▶ [DIRECTIONS]: Pictures aside, repeat every entry exactly.

▶ [RECORD LIST]:
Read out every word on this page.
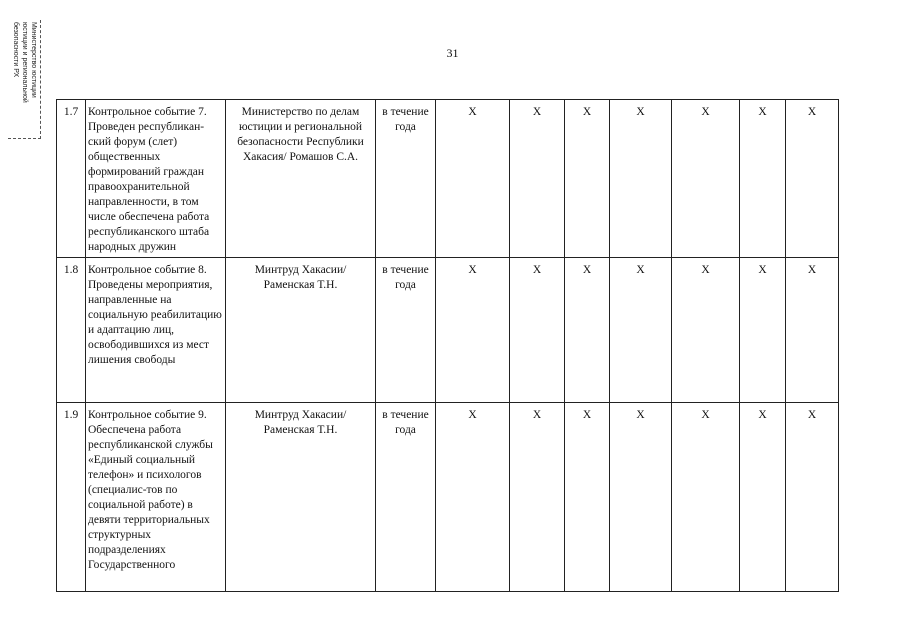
Министерство юстиции
юстиции и региональной
безопасности РХ	31
1.7	Контрольное событие 7. Проведен республикан-ский форум (слет) общественных формирований граждан правоохранительной направленности, в том числе обеспечена работа республиканского штаба народных дружин	Министерство по делам юстиции и региональной безопасности Республики Хакасия/ Ромашов С.А.	в течение года	Х	Х	Х	Х	Х	Х	Х
1.8	Контрольное событие 8. Проведены мероприятия, направленные на социальную реабилитацию и адаптацию лиц, освободившихся из мест лишения свободы	Минтруд Хакасии/ Раменская Т.Н.	в течение года	Х	Х	Х	Х	Х	Х	Х
1.9	Контрольное событие 9. Обеспечена работа республиканской службы «Единый социальный телефон» и психологов (специалис-тов по социальной работе) в девяти территориальных структурных подразделениях Государственного	Минтруд Хакасии/ Раменская Т.Н.	в течение года	Х	Х	Х	Х	Х	Х	Х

▶ [WRITTEN RESPONSE]:
Read out every word on this page.
Министерство юстиции
юстиции и региональной
безопасности РХ	31
1.7	Контрольное событие 7. Проведен республикан-ский форум (слет) общественных формирований граждан правоохранительной направленности, в том числе обеспечена работа республиканского штаба народных дружин	Министерство по делам юстиции и региональной безопасности Республики Хакасия/ Ромашов С.А.	в течение года	Х	Х	Х	Х	Х	Х	Х
1.8	Контрольное событие 8. Проведены мероприятия, направленные на социальную реабилитацию и адаптацию лиц, освободившихся из мест лишения свободы	Минтруд Хакасии/ Раменская Т.Н.	в течение года	Х	Х	Х	Х	Х	Х	Х
1.9	Контрольное событие 9. Обеспечена работа республиканской службы «Единый социальный телефон» и психологов (специалис-тов по социальной работе) в девяти территориальных структурных подразделениях Государственного	Минтруд Хакасии/ Раменская Т.Н.	в течение года	Х	Х	Х	Х	Х	Х	Х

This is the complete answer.